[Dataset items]
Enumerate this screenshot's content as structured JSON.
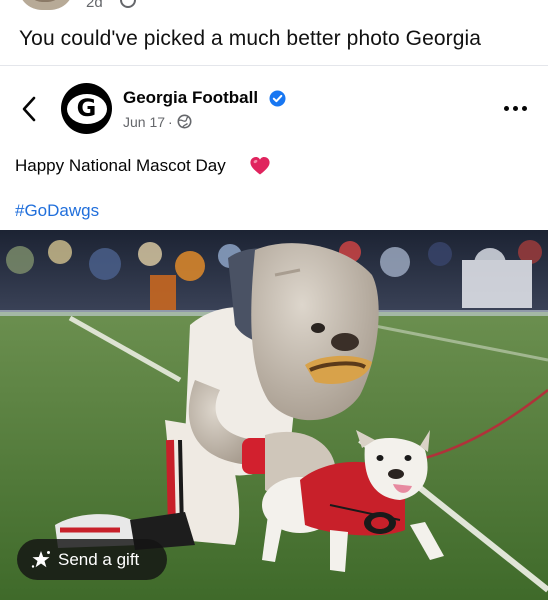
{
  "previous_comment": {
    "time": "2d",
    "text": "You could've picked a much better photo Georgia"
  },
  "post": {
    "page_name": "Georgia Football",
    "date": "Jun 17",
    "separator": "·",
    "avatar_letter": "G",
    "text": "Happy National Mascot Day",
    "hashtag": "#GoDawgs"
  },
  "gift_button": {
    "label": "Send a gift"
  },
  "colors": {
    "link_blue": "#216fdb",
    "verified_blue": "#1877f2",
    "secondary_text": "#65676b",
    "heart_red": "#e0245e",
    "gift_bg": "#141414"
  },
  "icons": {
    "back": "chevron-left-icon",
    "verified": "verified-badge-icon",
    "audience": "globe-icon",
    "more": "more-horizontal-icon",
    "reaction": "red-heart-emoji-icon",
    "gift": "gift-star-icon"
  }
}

_WHAT YOU SHOULD DO_.
Copy out each line of the entries that holds "Georgia".

_ANSWER FOR THE TASK_.
    "text": "You could've picked a much better photo Georgia"
    "page_name": "Georgia Football",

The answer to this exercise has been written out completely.